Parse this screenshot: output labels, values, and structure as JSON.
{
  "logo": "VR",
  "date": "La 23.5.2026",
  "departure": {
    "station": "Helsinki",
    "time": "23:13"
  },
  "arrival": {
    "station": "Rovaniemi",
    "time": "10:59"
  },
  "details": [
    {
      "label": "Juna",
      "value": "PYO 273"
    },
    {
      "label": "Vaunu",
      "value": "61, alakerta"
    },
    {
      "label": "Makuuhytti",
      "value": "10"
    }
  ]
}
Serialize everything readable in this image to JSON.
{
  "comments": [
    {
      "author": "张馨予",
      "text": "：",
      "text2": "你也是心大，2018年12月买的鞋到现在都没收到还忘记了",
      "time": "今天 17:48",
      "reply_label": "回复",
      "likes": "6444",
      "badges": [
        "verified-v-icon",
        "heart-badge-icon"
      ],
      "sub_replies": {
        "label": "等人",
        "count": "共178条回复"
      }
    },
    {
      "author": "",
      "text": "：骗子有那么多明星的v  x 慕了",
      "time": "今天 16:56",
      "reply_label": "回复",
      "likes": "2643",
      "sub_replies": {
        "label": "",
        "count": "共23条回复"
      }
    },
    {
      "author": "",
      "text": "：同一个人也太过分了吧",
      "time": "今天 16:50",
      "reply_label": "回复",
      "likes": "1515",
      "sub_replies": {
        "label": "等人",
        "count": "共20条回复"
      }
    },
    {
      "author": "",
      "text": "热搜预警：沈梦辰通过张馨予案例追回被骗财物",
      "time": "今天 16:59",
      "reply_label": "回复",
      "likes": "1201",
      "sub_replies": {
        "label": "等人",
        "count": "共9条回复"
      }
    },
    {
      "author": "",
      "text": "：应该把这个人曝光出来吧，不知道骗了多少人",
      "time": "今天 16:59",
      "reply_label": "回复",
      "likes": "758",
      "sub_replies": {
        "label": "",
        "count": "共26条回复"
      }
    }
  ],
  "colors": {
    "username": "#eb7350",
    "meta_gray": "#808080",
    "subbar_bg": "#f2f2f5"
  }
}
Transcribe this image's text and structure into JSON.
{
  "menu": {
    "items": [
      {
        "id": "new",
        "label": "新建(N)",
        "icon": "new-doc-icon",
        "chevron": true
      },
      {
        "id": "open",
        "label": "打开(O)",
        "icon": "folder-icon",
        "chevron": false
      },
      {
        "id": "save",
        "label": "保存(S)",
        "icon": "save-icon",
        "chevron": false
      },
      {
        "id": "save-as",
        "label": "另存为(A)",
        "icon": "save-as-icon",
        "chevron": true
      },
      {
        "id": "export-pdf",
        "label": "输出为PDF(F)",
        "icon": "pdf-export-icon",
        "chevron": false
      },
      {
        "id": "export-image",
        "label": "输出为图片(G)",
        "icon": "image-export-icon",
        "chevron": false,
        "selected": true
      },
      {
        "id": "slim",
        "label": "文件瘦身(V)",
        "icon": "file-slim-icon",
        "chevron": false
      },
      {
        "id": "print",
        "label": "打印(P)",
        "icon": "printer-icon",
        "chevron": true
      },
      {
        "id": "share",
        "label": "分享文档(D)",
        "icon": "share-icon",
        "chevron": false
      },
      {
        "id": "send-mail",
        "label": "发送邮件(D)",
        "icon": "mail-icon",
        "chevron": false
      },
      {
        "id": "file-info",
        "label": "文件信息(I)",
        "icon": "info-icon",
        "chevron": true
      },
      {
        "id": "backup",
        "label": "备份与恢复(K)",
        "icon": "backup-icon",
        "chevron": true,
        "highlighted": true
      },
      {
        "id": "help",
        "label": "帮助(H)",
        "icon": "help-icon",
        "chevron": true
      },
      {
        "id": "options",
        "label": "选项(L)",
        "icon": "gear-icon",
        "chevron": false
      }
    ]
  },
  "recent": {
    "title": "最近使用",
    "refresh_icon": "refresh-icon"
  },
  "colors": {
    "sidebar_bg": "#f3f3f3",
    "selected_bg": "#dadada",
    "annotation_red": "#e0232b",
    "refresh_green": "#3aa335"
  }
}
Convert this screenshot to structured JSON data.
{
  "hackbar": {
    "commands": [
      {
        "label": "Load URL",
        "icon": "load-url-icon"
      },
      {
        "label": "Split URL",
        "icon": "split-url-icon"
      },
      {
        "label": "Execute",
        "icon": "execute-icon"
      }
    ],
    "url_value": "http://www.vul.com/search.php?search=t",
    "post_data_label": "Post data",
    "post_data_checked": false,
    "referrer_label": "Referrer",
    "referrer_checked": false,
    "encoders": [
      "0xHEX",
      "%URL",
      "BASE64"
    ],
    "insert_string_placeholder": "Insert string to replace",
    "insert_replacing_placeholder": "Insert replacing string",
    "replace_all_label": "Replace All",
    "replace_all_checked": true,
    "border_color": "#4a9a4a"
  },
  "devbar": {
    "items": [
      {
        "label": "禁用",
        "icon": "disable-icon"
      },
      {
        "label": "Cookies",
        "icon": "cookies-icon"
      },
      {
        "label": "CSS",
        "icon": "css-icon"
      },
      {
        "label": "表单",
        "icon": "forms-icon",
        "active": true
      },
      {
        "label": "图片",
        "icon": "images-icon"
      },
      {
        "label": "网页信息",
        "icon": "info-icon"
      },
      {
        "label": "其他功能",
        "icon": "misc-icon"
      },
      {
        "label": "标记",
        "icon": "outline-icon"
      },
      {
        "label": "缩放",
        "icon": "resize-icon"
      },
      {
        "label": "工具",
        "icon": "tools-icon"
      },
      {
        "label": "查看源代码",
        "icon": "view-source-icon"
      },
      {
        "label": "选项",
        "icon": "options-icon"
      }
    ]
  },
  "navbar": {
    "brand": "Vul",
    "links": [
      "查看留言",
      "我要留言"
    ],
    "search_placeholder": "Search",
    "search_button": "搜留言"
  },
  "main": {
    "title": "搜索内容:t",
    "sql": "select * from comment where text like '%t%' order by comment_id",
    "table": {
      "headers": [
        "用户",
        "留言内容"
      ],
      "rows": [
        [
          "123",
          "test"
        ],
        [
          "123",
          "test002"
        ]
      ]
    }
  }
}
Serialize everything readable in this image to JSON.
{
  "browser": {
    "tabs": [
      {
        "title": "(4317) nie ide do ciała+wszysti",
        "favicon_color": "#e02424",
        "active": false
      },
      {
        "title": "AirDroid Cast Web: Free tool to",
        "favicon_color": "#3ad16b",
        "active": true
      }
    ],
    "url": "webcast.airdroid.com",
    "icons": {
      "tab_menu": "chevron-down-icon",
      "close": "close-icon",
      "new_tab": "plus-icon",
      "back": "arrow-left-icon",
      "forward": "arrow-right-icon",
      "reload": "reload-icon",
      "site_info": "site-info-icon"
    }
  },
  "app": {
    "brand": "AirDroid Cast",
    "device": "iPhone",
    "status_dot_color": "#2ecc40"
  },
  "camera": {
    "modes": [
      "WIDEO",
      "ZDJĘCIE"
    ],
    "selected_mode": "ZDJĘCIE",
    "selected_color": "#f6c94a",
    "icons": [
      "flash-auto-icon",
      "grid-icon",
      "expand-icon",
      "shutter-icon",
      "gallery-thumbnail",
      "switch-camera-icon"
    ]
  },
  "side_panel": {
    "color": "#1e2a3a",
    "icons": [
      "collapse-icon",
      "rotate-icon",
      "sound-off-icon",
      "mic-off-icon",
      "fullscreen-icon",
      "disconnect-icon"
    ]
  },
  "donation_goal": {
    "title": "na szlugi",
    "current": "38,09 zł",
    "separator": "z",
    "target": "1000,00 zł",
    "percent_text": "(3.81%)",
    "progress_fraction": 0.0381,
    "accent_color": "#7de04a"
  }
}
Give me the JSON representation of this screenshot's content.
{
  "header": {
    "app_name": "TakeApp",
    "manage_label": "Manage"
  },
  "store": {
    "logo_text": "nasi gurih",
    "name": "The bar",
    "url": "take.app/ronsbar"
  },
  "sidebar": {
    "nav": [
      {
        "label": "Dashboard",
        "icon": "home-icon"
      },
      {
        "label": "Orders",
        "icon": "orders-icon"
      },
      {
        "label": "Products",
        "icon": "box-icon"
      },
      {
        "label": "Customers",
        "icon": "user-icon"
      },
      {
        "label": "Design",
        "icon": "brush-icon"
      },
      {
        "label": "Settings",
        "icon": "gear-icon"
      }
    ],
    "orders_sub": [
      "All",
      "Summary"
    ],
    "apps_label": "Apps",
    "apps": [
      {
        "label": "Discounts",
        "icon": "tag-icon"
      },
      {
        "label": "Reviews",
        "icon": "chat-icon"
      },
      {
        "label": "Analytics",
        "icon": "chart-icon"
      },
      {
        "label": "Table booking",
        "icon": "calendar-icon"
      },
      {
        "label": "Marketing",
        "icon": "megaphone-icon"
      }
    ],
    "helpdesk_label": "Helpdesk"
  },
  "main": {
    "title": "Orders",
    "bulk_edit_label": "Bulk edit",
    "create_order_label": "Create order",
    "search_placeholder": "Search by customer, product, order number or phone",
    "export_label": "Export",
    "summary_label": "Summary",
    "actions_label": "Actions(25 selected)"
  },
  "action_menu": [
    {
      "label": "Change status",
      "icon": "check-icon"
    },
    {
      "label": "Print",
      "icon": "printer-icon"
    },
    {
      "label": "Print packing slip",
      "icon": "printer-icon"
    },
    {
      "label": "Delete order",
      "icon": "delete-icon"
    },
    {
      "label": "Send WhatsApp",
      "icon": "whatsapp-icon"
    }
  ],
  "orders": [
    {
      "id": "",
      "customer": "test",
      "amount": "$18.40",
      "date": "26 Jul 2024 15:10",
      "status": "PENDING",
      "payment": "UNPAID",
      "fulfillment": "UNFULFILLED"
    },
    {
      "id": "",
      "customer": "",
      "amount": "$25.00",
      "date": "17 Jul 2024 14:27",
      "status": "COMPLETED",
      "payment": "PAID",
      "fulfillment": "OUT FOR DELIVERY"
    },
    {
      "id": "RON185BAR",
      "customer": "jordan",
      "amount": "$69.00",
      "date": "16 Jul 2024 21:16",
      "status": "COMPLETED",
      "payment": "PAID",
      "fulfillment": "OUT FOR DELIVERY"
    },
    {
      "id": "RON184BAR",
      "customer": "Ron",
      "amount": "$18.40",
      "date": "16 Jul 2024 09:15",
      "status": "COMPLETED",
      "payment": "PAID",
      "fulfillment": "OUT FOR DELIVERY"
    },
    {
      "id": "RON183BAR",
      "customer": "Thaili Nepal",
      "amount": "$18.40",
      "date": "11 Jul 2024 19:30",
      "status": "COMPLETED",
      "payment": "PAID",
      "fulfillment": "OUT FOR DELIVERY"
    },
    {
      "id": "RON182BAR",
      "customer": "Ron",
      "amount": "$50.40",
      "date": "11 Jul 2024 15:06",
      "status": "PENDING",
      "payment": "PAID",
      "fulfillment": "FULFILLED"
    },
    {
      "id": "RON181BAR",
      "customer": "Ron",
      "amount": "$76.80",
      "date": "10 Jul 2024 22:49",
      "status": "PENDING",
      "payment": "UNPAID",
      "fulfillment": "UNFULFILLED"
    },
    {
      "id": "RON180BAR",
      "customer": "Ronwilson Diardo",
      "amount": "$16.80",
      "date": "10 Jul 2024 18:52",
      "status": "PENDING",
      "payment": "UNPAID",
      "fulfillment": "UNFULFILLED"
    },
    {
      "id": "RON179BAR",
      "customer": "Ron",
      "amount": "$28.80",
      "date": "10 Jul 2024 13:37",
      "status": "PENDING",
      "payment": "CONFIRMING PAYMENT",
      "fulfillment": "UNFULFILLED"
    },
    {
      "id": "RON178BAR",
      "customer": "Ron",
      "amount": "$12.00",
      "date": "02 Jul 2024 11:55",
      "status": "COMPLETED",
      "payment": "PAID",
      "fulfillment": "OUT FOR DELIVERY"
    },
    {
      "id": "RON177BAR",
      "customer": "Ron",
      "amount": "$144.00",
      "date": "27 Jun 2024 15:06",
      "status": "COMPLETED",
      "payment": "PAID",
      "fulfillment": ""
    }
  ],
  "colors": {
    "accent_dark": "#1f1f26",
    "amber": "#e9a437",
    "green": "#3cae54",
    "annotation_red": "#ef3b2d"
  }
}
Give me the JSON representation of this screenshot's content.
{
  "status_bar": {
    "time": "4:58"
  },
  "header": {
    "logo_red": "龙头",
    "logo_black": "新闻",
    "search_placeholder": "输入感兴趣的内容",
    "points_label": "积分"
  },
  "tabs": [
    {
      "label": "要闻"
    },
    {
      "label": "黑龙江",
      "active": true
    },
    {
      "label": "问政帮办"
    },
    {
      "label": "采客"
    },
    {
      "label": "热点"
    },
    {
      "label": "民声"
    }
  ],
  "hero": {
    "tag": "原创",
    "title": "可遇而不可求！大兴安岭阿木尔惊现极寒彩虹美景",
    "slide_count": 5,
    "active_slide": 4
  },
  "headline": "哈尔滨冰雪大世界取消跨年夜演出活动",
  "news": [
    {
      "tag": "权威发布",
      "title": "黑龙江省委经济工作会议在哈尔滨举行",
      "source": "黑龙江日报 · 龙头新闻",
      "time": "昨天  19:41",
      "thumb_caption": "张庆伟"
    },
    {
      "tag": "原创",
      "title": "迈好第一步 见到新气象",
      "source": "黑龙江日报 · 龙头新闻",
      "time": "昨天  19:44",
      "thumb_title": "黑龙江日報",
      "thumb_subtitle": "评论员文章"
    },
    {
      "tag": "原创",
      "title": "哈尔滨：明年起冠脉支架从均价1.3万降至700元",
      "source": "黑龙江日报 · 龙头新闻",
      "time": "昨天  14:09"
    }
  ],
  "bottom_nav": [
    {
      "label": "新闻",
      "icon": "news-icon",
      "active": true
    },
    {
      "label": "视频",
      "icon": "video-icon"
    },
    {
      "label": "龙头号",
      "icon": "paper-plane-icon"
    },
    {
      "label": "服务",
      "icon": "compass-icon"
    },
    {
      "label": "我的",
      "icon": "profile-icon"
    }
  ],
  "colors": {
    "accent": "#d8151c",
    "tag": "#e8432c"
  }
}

Set exercise
Copy every line of the listing where the word "this" appears.

Reply to the task
Parse this screenshot: output labels, values, and structure as JSON.
Serialize everything readable in this image to JSON.
Transcribe this image's text and structure into JSON.
Convert this screenshot to structured JSON data.
Serialize everything readable in this image to JSON.
Give me the JSON representation of this screenshot's content.
Give me the JSON representation of this screenshot's content.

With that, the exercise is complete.